#### DATA LISTING ####
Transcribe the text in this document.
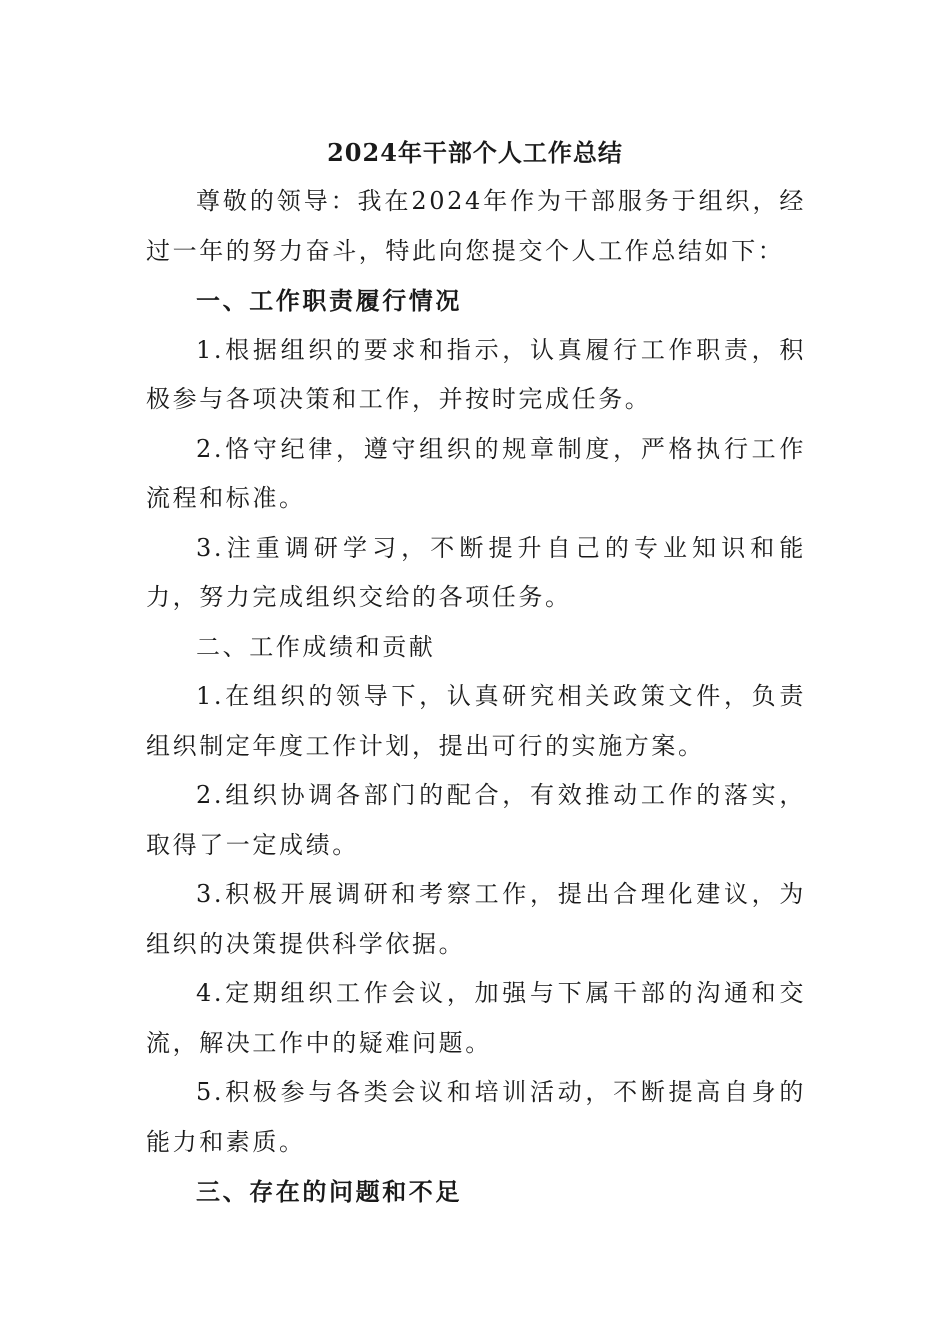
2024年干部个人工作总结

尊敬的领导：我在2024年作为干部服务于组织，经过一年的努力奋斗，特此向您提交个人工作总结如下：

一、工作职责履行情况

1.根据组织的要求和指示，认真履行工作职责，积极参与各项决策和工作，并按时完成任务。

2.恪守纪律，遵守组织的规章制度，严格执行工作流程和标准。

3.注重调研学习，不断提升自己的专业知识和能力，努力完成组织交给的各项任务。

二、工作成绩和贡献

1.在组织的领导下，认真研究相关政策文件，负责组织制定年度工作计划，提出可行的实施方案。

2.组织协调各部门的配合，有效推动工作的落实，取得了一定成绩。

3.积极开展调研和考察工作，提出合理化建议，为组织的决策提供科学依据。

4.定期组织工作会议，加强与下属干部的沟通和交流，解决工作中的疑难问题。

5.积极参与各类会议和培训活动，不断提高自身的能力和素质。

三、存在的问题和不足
####
_GIVEN TASK_. All of the entries above should be duplicated exactly, except for the pictures.

_SOLVED PROBLEM_.
Transcribe the text in this document.
2024年干部个人工作总结

尊敬的领导：我在2024年作为干部服务于组织，经过一年的努力奋斗，特此向您提交个人工作总结如下：

一、工作职责履行情况

1.根据组织的要求和指示，认真履行工作职责，积极参与各项决策和工作，并按时完成任务。

2.恪守纪律，遵守组织的规章制度，严格执行工作流程和标准。

3.注重调研学习，不断提升自己的专业知识和能力，努力完成组织交给的各项任务。

二、工作成绩和贡献

1.在组织的领导下，认真研究相关政策文件，负责组织制定年度工作计划，提出可行的实施方案。

2.组织协调各部门的配合，有效推动工作的落实，取得了一定成绩。

3.积极开展调研和考察工作，提出合理化建议，为组织的决策提供科学依据。

4.定期组织工作会议，加强与下属干部的沟通和交流，解决工作中的疑难问题。

5.积极参与各类会议和培训活动，不断提高自身的能力和素质。

三、存在的问题和不足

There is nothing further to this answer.